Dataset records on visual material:
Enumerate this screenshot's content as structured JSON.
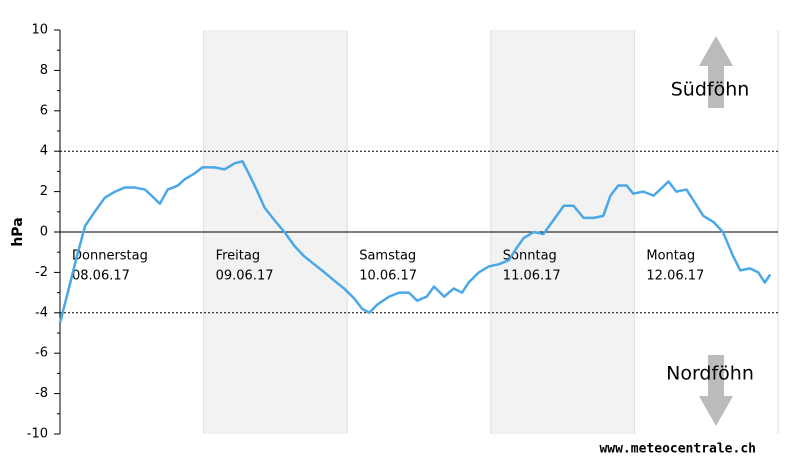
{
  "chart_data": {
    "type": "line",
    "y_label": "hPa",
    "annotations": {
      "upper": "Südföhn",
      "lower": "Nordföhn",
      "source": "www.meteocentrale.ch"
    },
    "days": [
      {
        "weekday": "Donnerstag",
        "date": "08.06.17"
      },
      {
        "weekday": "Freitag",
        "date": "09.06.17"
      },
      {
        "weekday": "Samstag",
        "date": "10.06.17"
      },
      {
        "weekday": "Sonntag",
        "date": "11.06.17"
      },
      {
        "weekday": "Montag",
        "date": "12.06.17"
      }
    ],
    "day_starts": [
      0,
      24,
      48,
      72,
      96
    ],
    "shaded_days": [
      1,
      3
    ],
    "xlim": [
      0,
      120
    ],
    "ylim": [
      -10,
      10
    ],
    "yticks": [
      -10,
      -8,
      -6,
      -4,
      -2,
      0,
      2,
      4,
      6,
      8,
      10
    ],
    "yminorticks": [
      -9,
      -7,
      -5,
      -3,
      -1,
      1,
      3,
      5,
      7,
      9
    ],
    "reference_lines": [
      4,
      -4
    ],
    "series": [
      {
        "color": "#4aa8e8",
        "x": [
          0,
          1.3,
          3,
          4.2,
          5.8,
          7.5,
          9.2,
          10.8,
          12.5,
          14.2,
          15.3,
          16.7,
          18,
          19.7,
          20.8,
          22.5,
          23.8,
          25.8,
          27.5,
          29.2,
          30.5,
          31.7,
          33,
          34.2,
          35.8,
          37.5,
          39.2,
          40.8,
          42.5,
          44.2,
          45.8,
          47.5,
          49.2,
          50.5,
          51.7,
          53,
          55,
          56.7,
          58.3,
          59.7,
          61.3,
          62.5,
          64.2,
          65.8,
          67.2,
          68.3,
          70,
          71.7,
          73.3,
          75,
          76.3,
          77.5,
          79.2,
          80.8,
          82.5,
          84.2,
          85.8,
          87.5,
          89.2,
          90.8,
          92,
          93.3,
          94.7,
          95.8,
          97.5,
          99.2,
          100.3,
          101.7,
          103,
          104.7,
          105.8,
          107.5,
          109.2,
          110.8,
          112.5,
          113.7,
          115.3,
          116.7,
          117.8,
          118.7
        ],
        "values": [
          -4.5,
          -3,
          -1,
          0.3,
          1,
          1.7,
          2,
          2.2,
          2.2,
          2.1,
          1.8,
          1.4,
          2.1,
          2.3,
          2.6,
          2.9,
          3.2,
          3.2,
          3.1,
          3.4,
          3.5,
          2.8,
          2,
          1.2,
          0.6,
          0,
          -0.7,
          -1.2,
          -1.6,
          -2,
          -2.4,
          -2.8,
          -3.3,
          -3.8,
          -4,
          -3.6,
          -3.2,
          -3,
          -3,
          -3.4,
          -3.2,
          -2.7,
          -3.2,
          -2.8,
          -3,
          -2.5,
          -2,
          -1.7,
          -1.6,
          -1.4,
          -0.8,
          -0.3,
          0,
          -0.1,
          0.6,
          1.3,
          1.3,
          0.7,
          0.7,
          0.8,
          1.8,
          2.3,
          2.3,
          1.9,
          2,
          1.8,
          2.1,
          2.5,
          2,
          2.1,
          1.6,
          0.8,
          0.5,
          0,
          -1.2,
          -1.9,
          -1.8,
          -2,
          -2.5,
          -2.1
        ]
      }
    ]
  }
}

---

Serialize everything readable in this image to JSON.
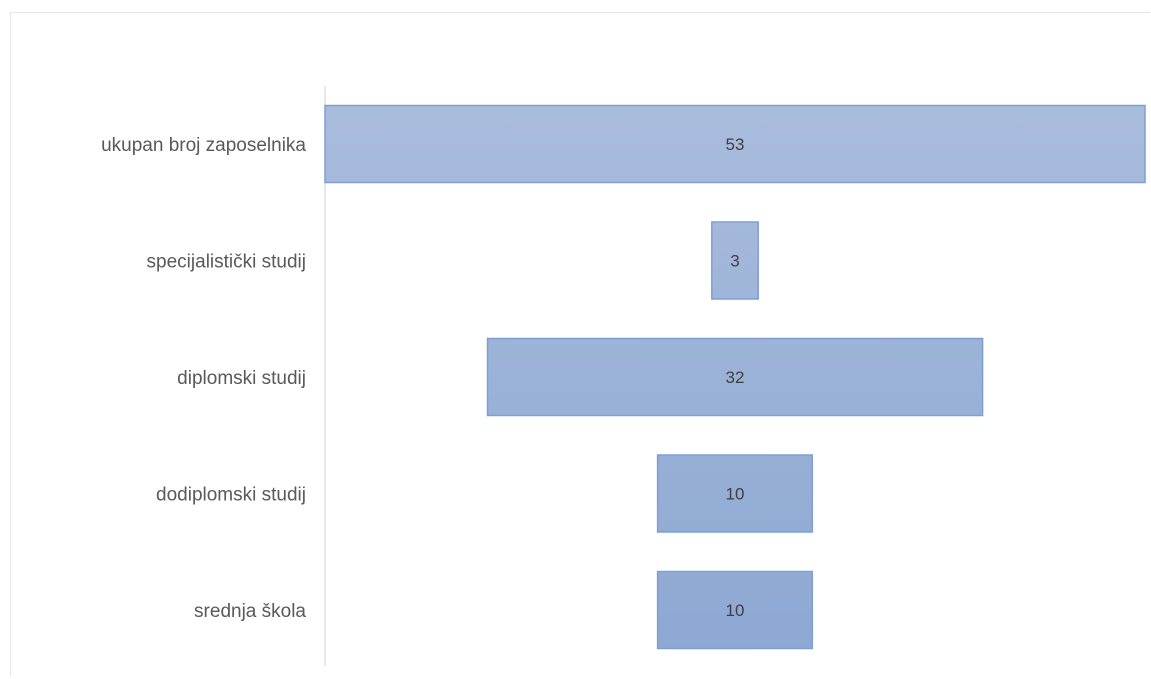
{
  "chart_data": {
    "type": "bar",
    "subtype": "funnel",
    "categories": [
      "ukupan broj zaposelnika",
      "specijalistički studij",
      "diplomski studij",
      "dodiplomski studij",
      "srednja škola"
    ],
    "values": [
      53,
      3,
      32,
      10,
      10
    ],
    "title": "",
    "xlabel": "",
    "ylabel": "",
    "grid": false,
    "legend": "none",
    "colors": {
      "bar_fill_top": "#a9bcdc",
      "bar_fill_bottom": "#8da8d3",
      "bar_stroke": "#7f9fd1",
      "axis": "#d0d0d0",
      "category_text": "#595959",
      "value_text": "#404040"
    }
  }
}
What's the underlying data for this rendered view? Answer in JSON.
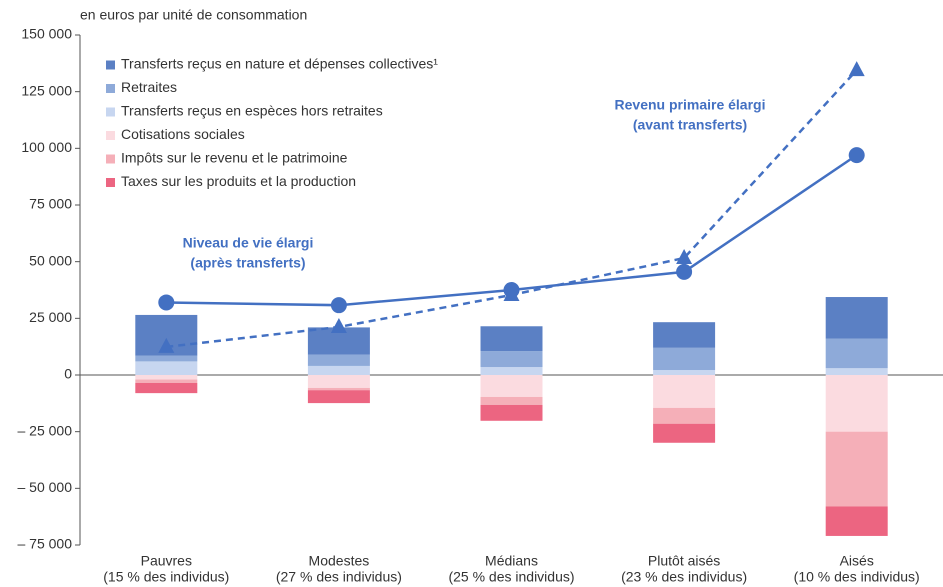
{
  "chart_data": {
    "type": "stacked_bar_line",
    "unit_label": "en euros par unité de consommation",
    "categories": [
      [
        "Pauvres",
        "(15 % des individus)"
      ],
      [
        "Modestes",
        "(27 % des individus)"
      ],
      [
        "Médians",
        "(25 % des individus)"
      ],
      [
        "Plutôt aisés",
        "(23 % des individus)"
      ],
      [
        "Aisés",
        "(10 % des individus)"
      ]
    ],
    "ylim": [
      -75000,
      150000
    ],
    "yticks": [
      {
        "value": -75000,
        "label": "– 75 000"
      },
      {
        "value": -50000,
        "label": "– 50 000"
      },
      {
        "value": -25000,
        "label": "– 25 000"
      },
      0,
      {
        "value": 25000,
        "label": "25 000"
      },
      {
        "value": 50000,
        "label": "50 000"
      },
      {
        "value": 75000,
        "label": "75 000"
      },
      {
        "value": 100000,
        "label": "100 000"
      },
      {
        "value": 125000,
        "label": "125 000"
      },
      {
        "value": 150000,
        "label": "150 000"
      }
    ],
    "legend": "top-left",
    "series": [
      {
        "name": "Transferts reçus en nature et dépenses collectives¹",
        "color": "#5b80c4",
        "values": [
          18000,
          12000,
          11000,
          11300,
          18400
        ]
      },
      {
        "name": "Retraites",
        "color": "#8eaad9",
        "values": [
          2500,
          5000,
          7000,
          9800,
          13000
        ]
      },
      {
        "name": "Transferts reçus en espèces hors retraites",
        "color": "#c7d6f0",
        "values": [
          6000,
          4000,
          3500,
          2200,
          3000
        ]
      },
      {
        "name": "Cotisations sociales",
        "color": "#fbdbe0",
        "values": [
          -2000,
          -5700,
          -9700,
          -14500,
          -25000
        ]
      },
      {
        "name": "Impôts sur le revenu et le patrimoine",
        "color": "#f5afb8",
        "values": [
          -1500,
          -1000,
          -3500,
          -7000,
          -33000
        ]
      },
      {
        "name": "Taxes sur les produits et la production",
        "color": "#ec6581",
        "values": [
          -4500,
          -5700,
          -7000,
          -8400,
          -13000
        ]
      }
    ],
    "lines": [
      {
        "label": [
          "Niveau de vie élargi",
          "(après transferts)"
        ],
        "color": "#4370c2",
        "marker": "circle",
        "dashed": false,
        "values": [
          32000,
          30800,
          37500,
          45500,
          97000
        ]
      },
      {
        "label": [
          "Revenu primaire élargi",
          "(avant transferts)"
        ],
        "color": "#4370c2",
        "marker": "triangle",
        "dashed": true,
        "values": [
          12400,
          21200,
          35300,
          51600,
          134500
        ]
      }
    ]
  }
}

**Stated goal**
Pull out every line of the entries that includes the word "weekday".

**Task response**
        "weekday": "Donnerstag",
        "weekday": "Freitag",
        "weekday": "Samstag",
        "weekday": "Sonntag",
        "weekday": "Montag",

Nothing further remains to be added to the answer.